Dataset entries:
- - -
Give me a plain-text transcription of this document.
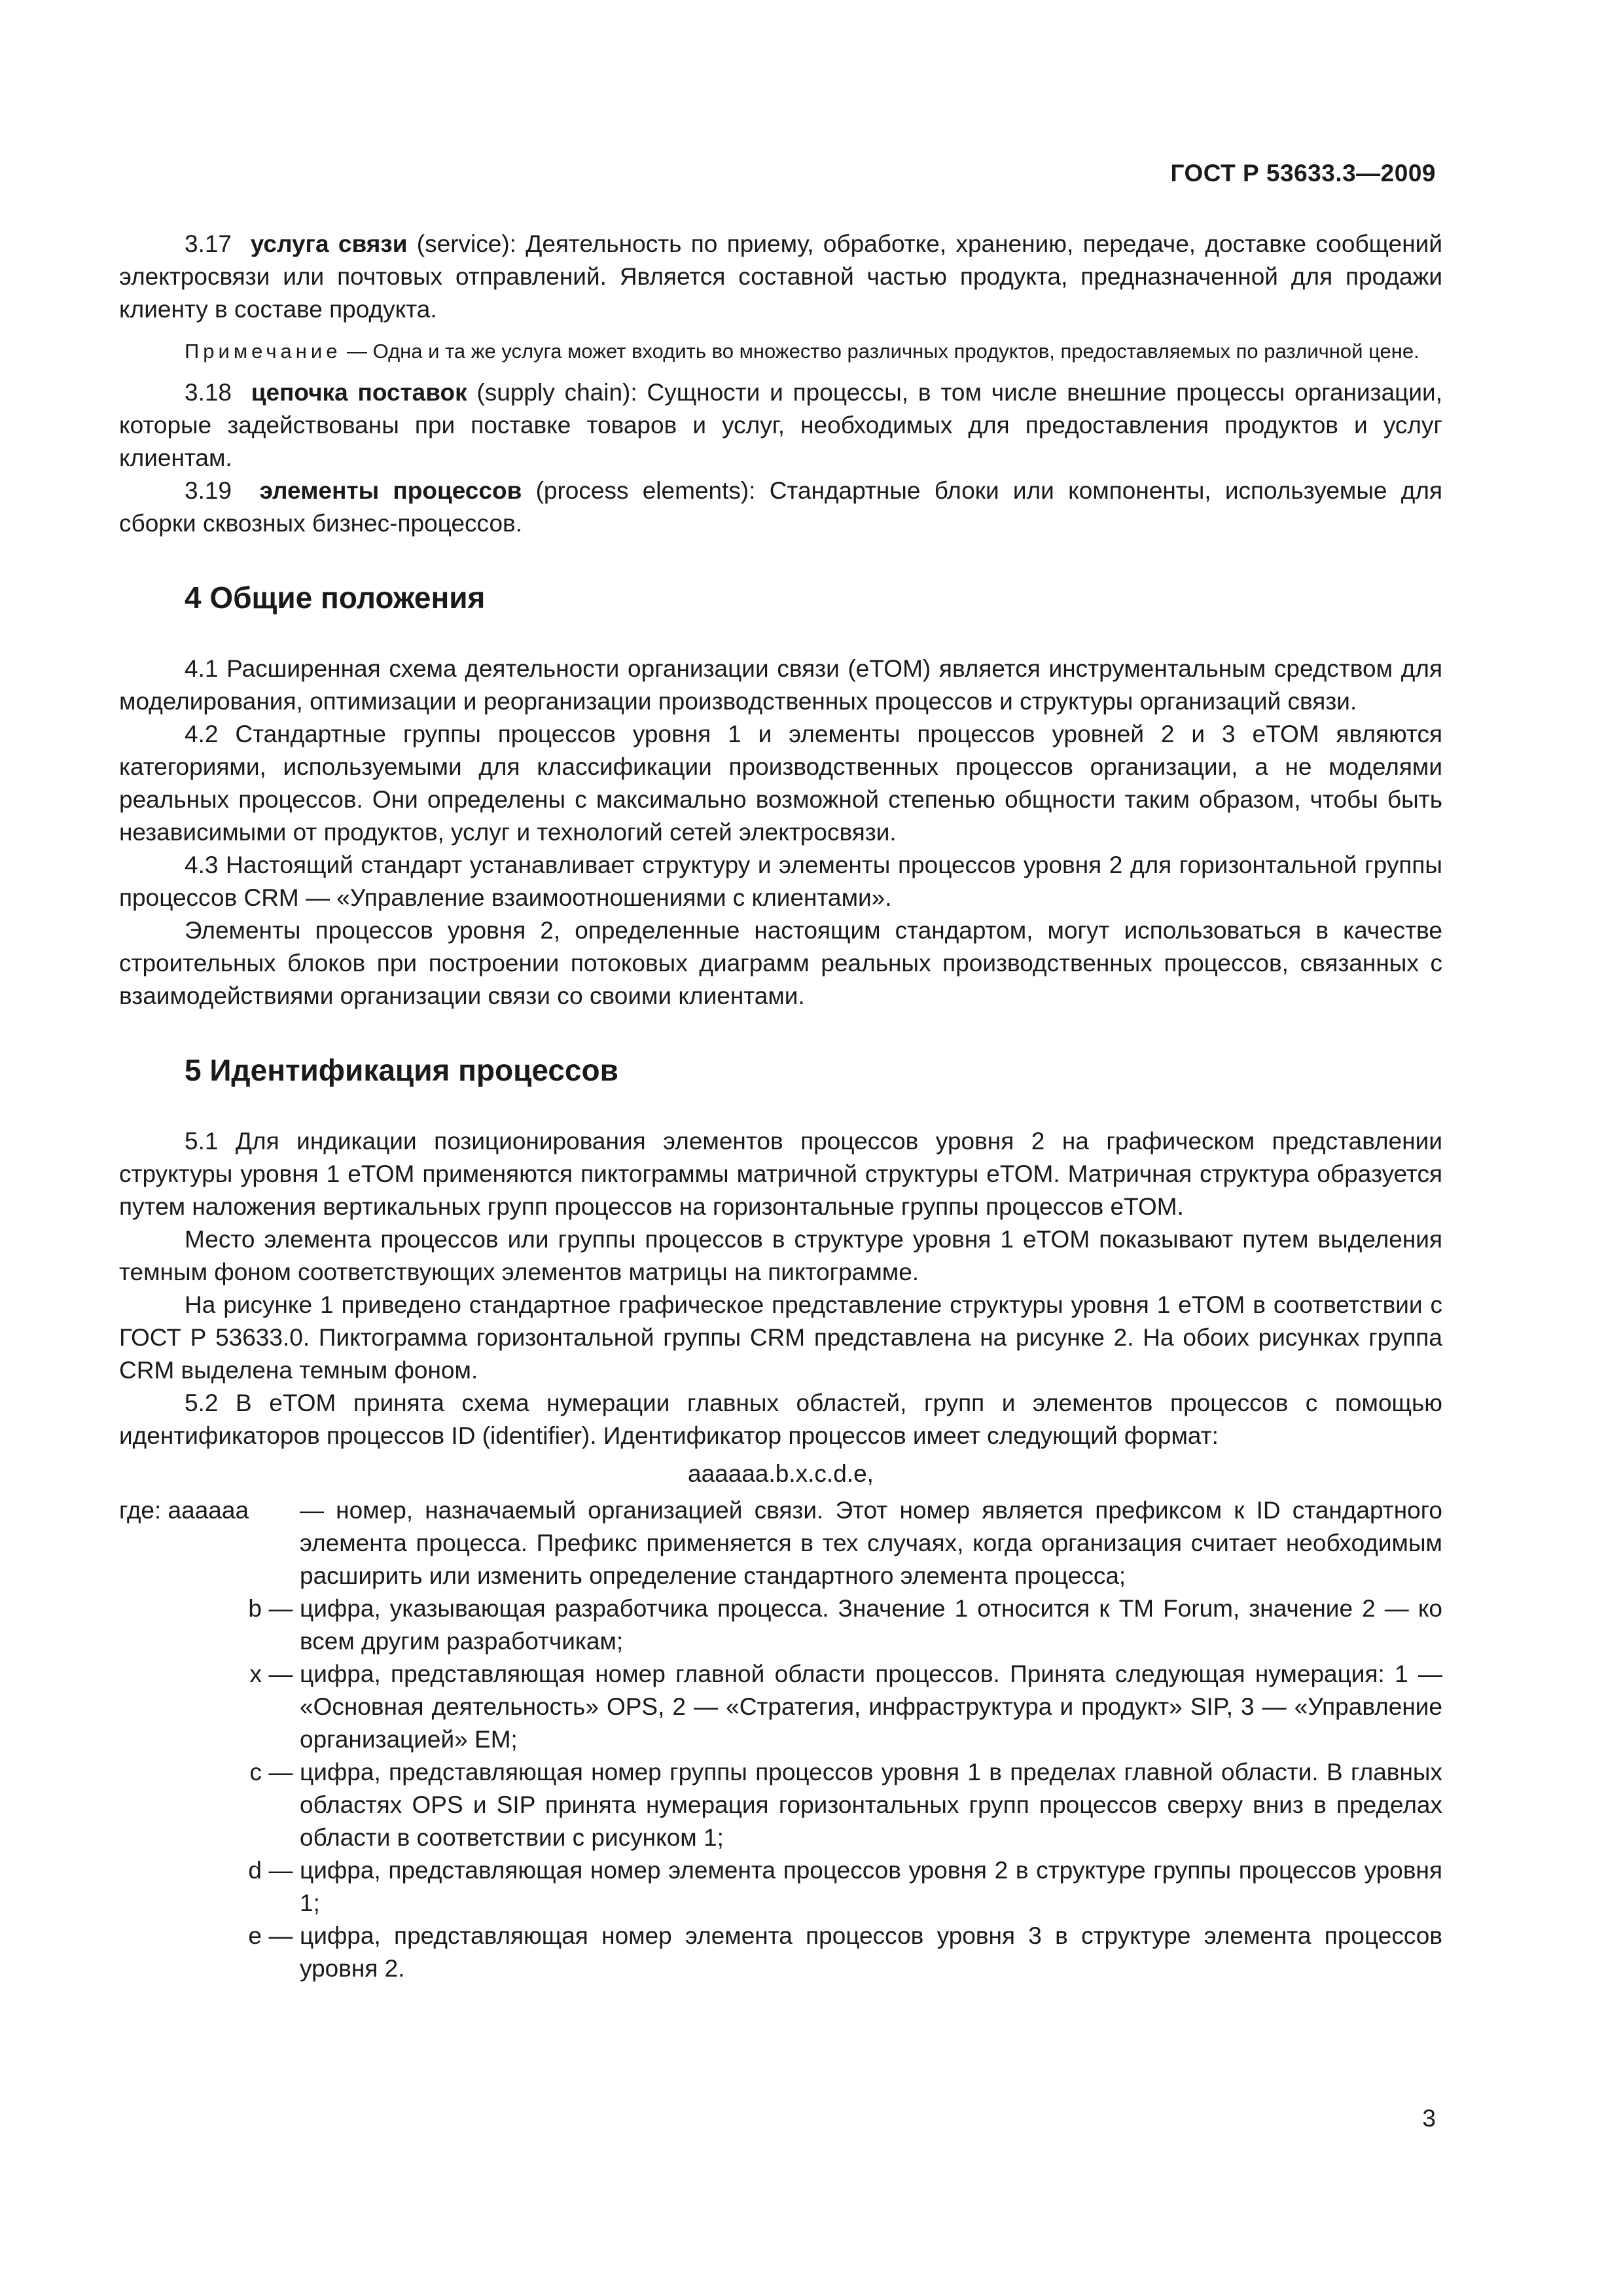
ГОСТ Р 53633.3—2009

3.17 услуга связи (service): Деятельность по приему, обработке, хранению, передаче, доставке сообщений электросвязи или почтовых отправлений. Является составной частью продукта, предназначенной для продажи клиенту в составе продукта.

Примечание — Одна и та же услуга может входить во множество различных продуктов, предоставляемых по различной цене.

3.18 цепочка поставок (supply chain): Сущности и процессы, в том числе внешние процессы организации, которые задействованы при поставке товаров и услуг, необходимых для предоставления продуктов и услуг клиентам.

3.19 элементы процессов (process elements): Стандартные блоки или компоненты, используемые для сборки сквозных бизнес-процессов.

4 Общие положения

4.1 Расширенная схема деятельности организации связи (eTOM) является инструментальным средством для моделирования, оптимизации и реорганизации производственных процессов и структуры организаций связи.

4.2 Стандартные группы процессов уровня 1 и элементы процессов уровней 2 и 3 eTOM являются категориями, используемыми для классификации производственных процессов организации, а не моделями реальных процессов. Они определены с максимально возможной степенью общности таким образом, чтобы быть независимыми от продуктов, услуг и технологий сетей электросвязи.

4.3 Настоящий стандарт устанавливает структуру и элементы процессов уровня 2 для горизонтальной группы процессов CRM — «Управление взаимоотношениями с клиентами».

Элементы процессов уровня 2, определенные настоящим стандартом, могут использоваться в качестве строительных блоков при построении потоковых диаграмм реальных производственных процессов, связанных с взаимодействиями организации связи со своими клиентами.

5 Идентификация процессов

5.1 Для индикации позиционирования элементов процессов уровня 2 на графическом представлении структуры уровня 1 eTOM применяются пиктограммы матричной структуры eTOM. Матричная структура образуется путем наложения вертикальных групп процессов на горизонтальные группы процессов eTOM.

Место элемента процессов или группы процессов в структуре уровня 1 eTOM показывают путем выделения темным фоном соответствующих элементов матрицы на пиктограмме.

На рисунке 1 приведено стандартное графическое представление структуры уровня 1 eTOM в соответствии с ГОСТ Р 53633.0. Пиктограмма горизонтальной группы CRM представлена на рисунке 2. На обоих рисунках группа CRM выделена темным фоном.

5.2 В eTOM принята схема нумерации главных областей, групп и элементов процессов с помощью идентификаторов процессов ID (identifier). Идентификатор процессов имеет следующий формат:

aaaaaa.b.x.c.d.e,

где: aaaaaa	— номер, назначаемый организацией связи. Этот номер является префиксом к ID стандартного элемента процесса. Префикс применяется в тех случаях, когда организация считает необходимым расширить или изменить определение стандартного элемента процесса;
b — цифра, указывающая разработчика процесса. Значение 1 относится к TM Forum, значение 2 — ко всем другим разработчикам;
x — цифра, представляющая номер главной области процессов. Принята следующая нумерация: 1 — «Основная деятельность» OPS, 2 — «Стратегия, инфраструктура и продукт» SIP, 3 — «Управление организацией» EM;
c — цифра, представляющая номер группы процессов уровня 1 в пределах главной области. В главных областях OPS и SIP принята нумерация горизонтальных групп процессов сверху вниз в пределах области в соответствии с рисунком 1;
d — цифра, представляющая номер элемента процессов уровня 2 в структуре группы процессов уровня 1;
e — цифра, представляющая номер элемента процессов уровня 3 в структуре элемента процессов уровня 2.
3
- - -
Stated goal
Count every line of the records that holds "главной". State the number, nothing else.

Result of the exercise
2